• WHAT THIS TASK INVOLVES
Determine how many lines in the entries below include "designed". The reply should be that number and nothing else.

• INFORMATION SUPPLIED
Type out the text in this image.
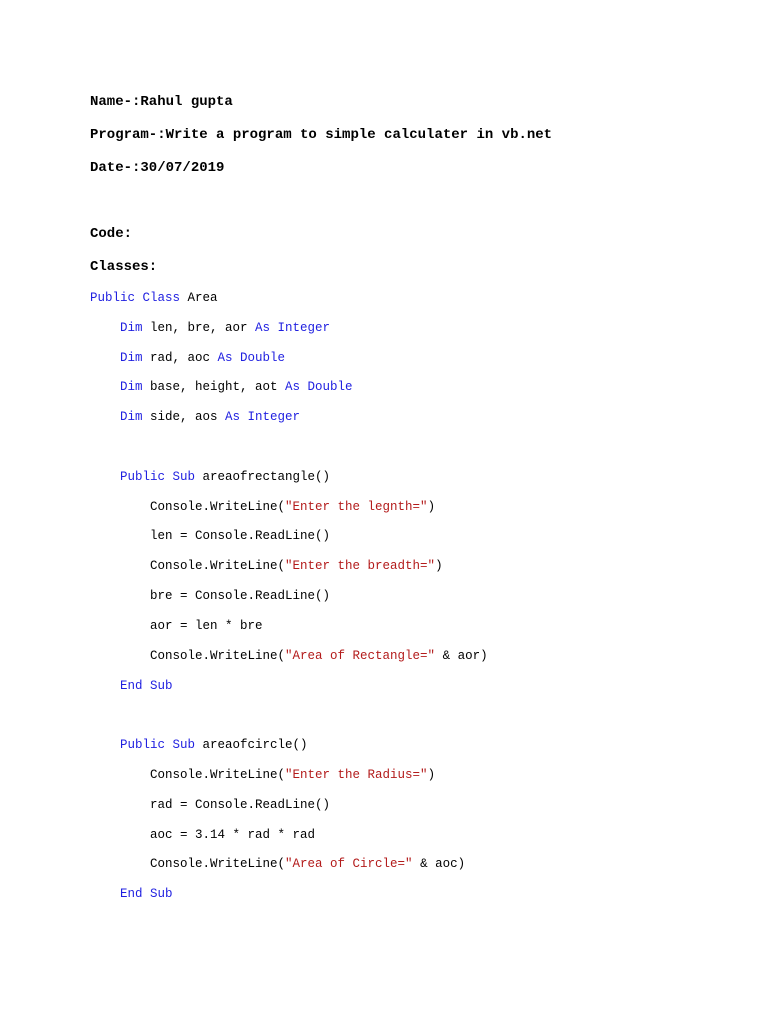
Name-:Rahul gupta
Program-:Write a program to simple calculater in vb.net
Date-:30/07/2019
Code:
Classes:
Public Class Area
Dim len, bre, aor As Integer
Dim rad, aoc As Double
Dim base, height, aot As Double
Dim side, aos As Integer
Public Sub areaofrectangle()
Console.WriteLine("Enter the legnth=")
len = Console.ReadLine()
Console.WriteLine("Enter the breadth=")
bre = Console.ReadLine()
aor = len * bre
Console.WriteLine("Area of Rectangle=" & aor)
End Sub
Public Sub areaofcircle()
Console.WriteLine("Enter the Radius=")
rad = Console.ReadLine()
aoc = 3.14 * rad * rad
Console.WriteLine("Area of Circle=" & aoc)
End Sub
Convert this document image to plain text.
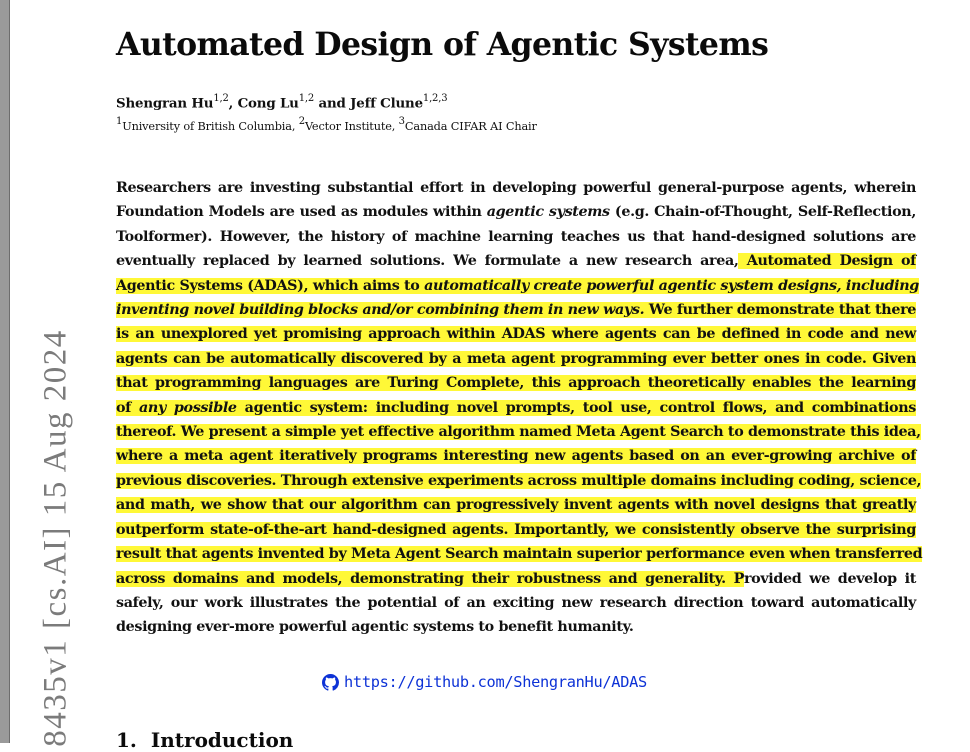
8435v1 [cs.AI] 15 Aug 2024
Automated Design of Agentic Systems
Shengran Hu$^{1,2}$, Cong Lu$^{1,2}$ and Jeff Clune$^{1,2,3}$
$^1$University of British Columbia, $^2$Vector Institute, $^3$Canada CIFAR AI Chair
Researchers are investing substantial effort in developing powerful general-purpose agents, wherein
Foundation Models are used as modules within agentic systems (e.g. Chain-of-Thought, Self-Reflection,
Toolformer). However, the history of machine learning teaches us that hand-designed solutions are
eventually replaced by learned solutions. We formulate a new research area, Automated Design of
Agentic Systems (ADAS), which aims to automatically create powerful agentic system designs, including
inventing novel building blocks and/or combining them in new ways. We further demonstrate that there
is an unexplored yet promising approach within ADAS where agents can be defined in code and new
agents can be automatically discovered by a meta agent programming ever better ones in code. Given
that programming languages are Turing Complete, this approach theoretically enables the learning
of any possible agentic system: including novel prompts, tool use, control flows, and combinations
thereof. We present a simple yet effective algorithm named Meta Agent Search to demonstrate this idea,
where a meta agent iteratively programs interesting new agents based on an ever-growing archive of
previous discoveries. Through extensive experiments across multiple domains including coding, science,
and math, we show that our algorithm can progressively invent agents with novel designs that greatly
outperform state-of-the-art hand-designed agents. Importantly, we consistently observe the surprising
result that agents invented by Meta Agent Search maintain superior performance even when transferred
across domains and models, demonstrating their robustness and generality. Provided we develop it
safely, our work illustrates the potential of an exciting new research direction toward automatically
designing ever-more powerful agentic systems to benefit humanity.
https://github.com/ShengranHu/ADAS
1. Introduction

• CORRECT RESPONSE
2